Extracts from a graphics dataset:
###

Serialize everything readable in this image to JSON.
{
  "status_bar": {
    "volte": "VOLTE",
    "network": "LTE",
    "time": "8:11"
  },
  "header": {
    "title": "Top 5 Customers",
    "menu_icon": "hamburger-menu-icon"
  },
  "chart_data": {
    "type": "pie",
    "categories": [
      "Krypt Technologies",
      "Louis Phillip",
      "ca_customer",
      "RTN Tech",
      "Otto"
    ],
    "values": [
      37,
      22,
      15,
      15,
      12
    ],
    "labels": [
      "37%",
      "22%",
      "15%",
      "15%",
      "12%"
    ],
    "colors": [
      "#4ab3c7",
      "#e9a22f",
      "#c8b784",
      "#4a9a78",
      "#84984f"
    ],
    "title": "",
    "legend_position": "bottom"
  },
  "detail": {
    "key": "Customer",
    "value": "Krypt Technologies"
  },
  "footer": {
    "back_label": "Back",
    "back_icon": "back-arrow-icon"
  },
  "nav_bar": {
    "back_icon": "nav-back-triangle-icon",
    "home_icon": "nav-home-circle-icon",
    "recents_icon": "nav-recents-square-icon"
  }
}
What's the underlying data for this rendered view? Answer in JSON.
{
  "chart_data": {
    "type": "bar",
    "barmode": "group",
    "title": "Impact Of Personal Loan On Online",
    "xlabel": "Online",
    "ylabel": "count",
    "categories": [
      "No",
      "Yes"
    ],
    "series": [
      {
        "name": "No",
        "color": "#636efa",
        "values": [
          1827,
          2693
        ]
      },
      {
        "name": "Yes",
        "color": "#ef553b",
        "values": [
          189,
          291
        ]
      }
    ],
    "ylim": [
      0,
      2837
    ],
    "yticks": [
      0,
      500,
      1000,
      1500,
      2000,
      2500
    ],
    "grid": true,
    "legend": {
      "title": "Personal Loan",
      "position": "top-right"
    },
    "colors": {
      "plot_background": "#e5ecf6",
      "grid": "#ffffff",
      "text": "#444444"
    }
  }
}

###

OBJECTIVE:
Exactly reproduce the material above.

TASK OUTPUT:
Serialize everything readable in this image to JSON.
{
  "status_bar": {
    "volte": "VOLTE",
    "network": "LTE",
    "time": "8:11"
  },
  "header": {
    "title": "Top 5 Customers",
    "menu_icon": "hamburger-menu-icon"
  },
  "chart_data": {
    "type": "pie",
    "categories": [
      "Krypt Technologies",
      "Louis Phillip",
      "ca_customer",
      "RTN Tech",
      "Otto"
    ],
    "values": [
      37,
      22,
      15,
      15,
      12
    ],
    "labels": [
      "37%",
      "22%",
      "15%",
      "15%",
      "12%"
    ],
    "colors": [
      "#4ab3c7",
      "#e9a22f",
      "#c8b784",
      "#4a9a78",
      "#84984f"
    ],
    "title": "",
    "legend_position": "bottom"
  },
  "detail": {
    "key": "Customer",
    "value": "Krypt Technologies"
  },
  "footer": {
    "back_label": "Back",
    "back_icon": "back-arrow-icon"
  },
  "nav_bar": {
    "back_icon": "nav-back-triangle-icon",
    "home_icon": "nav-home-circle-icon",
    "recents_icon": "nav-recents-square-icon"
  }
}
What's the underlying data for this rendered view? Answer in JSON.
{
  "chart_data": {
    "type": "bar",
    "barmode": "group",
    "title": "Impact Of Personal Loan On Online",
    "xlabel": "Online",
    "ylabel": "count",
    "categories": [
      "No",
      "Yes"
    ],
    "series": [
      {
        "name": "No",
        "color": "#636efa",
        "values": [
          1827,
          2693
        ]
      },
      {
        "name": "Yes",
        "color": "#ef553b",
        "values": [
          189,
          291
        ]
      }
    ],
    "ylim": [
      0,
      2837
    ],
    "yticks": [
      0,
      500,
      1000,
      1500,
      2000,
      2500
    ],
    "grid": true,
    "legend": {
      "title": "Personal Loan",
      "position": "top-right"
    },
    "colors": {
      "plot_background": "#e5ecf6",
      "grid": "#ffffff",
      "text": "#444444"
    }
  }
}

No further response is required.